▶ DO THIS: Search the material and gather each line with "change" in it.

▶ RECORDS FOR PROCESSING:

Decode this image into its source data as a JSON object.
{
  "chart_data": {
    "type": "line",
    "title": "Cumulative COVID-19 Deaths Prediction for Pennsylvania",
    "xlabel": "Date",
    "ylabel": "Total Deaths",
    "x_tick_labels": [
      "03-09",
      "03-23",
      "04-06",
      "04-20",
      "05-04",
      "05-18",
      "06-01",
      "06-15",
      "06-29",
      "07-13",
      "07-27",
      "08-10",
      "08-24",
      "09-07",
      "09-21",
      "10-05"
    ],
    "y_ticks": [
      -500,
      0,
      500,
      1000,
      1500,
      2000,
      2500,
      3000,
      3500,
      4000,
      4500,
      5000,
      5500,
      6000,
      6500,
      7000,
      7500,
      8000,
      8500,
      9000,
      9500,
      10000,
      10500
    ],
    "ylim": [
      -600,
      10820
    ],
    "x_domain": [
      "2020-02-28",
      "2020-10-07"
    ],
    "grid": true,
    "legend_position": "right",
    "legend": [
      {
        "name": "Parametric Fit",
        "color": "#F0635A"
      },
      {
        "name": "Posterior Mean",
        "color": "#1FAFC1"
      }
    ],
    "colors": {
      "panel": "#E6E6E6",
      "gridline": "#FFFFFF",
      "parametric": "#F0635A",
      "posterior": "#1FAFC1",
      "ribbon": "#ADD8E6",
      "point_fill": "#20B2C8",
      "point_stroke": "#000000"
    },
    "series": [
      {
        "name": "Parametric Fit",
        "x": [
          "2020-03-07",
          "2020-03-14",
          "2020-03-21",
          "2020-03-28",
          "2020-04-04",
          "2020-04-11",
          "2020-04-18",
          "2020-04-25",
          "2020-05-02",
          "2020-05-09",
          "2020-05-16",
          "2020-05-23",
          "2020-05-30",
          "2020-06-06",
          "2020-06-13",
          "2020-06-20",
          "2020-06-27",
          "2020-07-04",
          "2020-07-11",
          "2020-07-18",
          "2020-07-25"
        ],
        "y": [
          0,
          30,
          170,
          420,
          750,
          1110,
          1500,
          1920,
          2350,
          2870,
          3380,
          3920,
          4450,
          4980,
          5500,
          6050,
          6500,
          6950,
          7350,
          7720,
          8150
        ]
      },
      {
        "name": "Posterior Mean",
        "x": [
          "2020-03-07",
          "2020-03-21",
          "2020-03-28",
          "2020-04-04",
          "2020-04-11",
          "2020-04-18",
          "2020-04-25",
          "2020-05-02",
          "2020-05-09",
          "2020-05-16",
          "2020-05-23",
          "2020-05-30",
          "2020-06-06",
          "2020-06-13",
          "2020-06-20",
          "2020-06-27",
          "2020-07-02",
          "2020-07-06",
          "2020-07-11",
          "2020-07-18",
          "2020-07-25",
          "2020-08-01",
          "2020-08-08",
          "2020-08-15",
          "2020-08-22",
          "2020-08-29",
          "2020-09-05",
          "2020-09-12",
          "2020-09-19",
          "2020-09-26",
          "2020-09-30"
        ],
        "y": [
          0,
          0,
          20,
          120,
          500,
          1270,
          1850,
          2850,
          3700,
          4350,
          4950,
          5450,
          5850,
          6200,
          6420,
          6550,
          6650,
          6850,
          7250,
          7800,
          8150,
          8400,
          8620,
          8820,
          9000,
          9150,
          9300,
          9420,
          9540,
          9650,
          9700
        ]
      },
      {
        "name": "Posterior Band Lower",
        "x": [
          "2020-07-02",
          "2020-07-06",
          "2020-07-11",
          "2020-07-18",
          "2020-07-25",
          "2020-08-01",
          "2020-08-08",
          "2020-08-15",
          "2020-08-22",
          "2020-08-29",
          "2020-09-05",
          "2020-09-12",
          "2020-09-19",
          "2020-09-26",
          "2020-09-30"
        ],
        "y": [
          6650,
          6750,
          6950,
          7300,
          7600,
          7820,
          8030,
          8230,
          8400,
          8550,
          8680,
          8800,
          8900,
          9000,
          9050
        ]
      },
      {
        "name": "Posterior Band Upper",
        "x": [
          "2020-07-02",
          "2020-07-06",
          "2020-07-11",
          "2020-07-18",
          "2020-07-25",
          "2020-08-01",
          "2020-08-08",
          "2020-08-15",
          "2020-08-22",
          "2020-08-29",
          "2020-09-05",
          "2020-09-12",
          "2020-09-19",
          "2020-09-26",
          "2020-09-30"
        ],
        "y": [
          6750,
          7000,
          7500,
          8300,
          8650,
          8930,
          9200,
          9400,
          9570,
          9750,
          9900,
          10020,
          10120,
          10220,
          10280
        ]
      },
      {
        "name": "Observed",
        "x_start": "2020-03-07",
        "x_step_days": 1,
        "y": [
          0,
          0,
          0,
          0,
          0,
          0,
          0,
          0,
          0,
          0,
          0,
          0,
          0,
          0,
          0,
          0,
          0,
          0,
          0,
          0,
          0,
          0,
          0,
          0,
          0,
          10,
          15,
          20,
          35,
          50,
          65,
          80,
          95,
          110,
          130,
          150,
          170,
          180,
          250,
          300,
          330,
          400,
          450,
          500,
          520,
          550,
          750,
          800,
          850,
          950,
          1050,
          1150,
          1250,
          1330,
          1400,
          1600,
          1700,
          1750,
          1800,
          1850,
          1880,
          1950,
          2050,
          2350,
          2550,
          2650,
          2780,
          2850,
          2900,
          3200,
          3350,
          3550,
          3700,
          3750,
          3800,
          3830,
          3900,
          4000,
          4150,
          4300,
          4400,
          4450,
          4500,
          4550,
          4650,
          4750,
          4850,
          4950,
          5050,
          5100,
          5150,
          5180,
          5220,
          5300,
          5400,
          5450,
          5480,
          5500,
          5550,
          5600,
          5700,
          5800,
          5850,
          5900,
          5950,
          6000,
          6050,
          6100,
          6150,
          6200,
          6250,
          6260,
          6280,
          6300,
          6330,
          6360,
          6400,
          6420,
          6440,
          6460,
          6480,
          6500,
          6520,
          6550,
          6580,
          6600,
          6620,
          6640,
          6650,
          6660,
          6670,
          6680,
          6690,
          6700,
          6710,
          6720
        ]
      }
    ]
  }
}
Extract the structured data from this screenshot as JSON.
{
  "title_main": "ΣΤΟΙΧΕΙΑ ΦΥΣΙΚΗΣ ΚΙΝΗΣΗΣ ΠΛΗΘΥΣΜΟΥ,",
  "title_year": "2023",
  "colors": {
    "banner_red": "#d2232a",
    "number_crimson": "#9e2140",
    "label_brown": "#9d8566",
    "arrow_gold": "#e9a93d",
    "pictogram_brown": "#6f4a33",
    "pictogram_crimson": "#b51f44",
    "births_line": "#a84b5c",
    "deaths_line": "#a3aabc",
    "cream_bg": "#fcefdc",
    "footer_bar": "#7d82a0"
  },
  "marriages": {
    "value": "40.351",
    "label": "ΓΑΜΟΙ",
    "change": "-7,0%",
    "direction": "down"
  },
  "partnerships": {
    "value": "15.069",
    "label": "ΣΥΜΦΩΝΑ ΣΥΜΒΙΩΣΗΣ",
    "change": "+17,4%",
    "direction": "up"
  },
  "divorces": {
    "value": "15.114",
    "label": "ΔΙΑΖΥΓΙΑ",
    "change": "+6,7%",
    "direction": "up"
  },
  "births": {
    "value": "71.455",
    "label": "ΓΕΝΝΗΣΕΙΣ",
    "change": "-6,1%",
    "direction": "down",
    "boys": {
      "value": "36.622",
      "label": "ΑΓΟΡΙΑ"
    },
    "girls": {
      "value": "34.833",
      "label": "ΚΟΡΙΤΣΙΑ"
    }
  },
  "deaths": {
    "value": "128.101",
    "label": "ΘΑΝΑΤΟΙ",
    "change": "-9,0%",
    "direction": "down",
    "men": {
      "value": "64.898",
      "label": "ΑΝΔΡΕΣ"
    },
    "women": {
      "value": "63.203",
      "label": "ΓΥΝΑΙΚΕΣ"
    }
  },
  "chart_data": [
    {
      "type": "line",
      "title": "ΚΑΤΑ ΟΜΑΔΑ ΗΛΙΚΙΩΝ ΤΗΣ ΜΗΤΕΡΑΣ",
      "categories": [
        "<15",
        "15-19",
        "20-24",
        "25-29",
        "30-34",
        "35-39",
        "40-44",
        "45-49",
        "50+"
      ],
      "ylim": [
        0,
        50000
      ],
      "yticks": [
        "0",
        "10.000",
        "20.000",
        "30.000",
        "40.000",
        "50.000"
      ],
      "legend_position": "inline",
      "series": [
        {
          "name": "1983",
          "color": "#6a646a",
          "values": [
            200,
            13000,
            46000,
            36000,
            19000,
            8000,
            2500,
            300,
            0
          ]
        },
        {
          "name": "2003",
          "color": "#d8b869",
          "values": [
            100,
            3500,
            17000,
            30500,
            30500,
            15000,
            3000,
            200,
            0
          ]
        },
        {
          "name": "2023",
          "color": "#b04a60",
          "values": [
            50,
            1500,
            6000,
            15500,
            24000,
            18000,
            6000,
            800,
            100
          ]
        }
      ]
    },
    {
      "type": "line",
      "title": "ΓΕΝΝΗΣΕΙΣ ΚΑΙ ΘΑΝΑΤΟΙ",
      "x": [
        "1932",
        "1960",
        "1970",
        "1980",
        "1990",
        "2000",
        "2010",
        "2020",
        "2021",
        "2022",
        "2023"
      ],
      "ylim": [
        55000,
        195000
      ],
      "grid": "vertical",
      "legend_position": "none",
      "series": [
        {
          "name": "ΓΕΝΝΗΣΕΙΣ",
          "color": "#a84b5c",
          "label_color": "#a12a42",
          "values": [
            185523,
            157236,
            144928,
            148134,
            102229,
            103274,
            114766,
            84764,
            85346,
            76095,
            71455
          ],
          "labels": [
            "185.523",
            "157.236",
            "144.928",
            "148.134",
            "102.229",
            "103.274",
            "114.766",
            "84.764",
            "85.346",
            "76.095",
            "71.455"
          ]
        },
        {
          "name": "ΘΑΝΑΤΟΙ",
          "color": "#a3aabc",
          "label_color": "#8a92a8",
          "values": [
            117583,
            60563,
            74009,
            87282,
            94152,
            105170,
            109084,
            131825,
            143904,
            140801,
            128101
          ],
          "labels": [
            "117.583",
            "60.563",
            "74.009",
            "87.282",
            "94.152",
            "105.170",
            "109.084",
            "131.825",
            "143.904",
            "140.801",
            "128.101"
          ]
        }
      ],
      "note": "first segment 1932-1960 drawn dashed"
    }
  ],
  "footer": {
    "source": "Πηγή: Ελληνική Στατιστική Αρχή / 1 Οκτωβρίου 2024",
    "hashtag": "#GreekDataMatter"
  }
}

▶ RESPONSE TO THIS TASK:
    "change": "-7,0%",
    "change": "+17,4%",
    "change": "+6,7%",
    "change": "-6,1%",
    "change": "-9,0%",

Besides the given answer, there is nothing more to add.